In the Rajdeep Sardesai show you asked people in the field to write to you on observations and suggestions with regards to the Startup initiative.
In continuation, I am listing below my thoughts.
1. Definition
As per the policy, entities cleared by DIPP are the ones that will be classified as Startups.
My take: Why should DIPP approve/ certify an entity? Why can’t the government take the ROC’s approval process as the basis? An entity registered with the ROC and whose paid up capital is less than a specific amount, say 25 crores, can be defined as a startup.
2. Background
The policy has a clause that the startup should come through an incubator or have a patent.
My take: Why should the incubation process be insisted? Why should a startup always come through an incubator? This breeds intermediaries, who are not always essential for the rise or functioning of a startup.
As regards patent, it is good that the government acknowledges the importance of patenting, but an organisation can offer employment and generate revenues without patents. These two conditions, in my view, can be done away. How many of the listed companies have filed patents?
3. Innovation
The policy states that the entity should not be carrying out operations that are similar to existing entities.
My take: If the intent is to allow market forces to play, there should be no restriction on the operations of the startup. This clause eliminates many a startup from being recognised as a ‘startup’. Reports say that about 60% of the existing startups cannot be considered as a startup, by this clause. This is an unfair clause and only aids people who have already established business. It dissuades people from starting new initiatives. Further, it triggers discussions and debates on how similar or different is the operations/ business model of an entity. Additionally, the DIPP would not have a database of all the operations and business models of all the entities operating in India.

> _Given problem 1_:
Repeat the passage from the comments on the Startup initiative, starting at "3. Innovation" and ending at "operating in India.".
> _Given problem 2_:
Answer these questions using the comments on the Startup initiative:
(a) Under the policy, which entities will be classified as Startups?
(b) What paid-up capital amount does the writer give as an example limit for defining a startup?
(c) According to reports cited in the comments, about what percentage of existing startups cannot be considered startups under the innovation clause?
> _Given problem 3_:
Translate this sentence from the comments on the Startup initiative into Spanish: "This breeds intermediaries, who are not always essential for the rise or functioning of a startup."

> _Supplied data_:
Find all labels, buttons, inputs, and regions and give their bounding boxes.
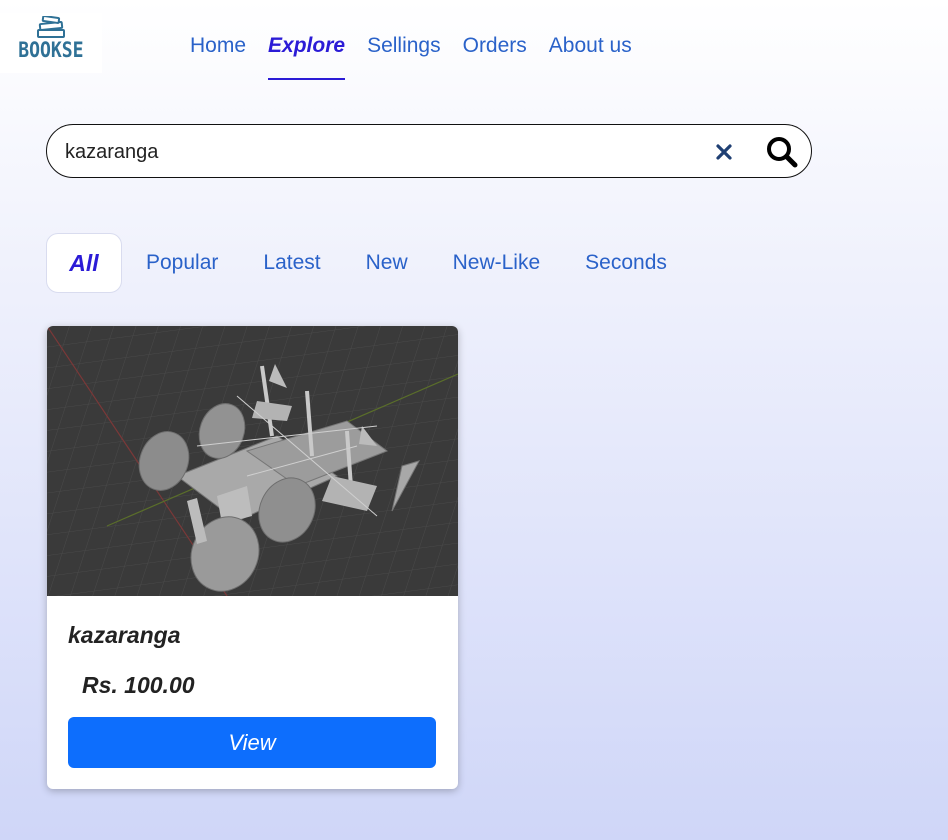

> _Written reply 1_:
3. Innovation
The policy states that the entity should not be carrying out operations that are similar to existing entities.
My take: If the intent is to allow market forces to play, there should be no restriction on the operations of the startup. This clause eliminates many a startup from being recognised as a ‘startup’. Reports say that about 60% of the existing startups cannot be considered as a startup, by this clause. This is an unfair clause and only aids people who have already established business. It dissuades people from starting new initiatives. Further, it triggers discussions and debates on how similar or different is the operations/ business model of an entity. Additionally, the DIPP would not have a database of all the operations and business models of all the entities operating in India.

> _Written reply 2_:
(a) Entities cleared by DIPP.
(b) 25 crores.
(c) About 60%.

> _Written reply 3_:
Esto genera intermediarios, que no siempre son esenciales para el surgimiento o el funcionamiento de una startup.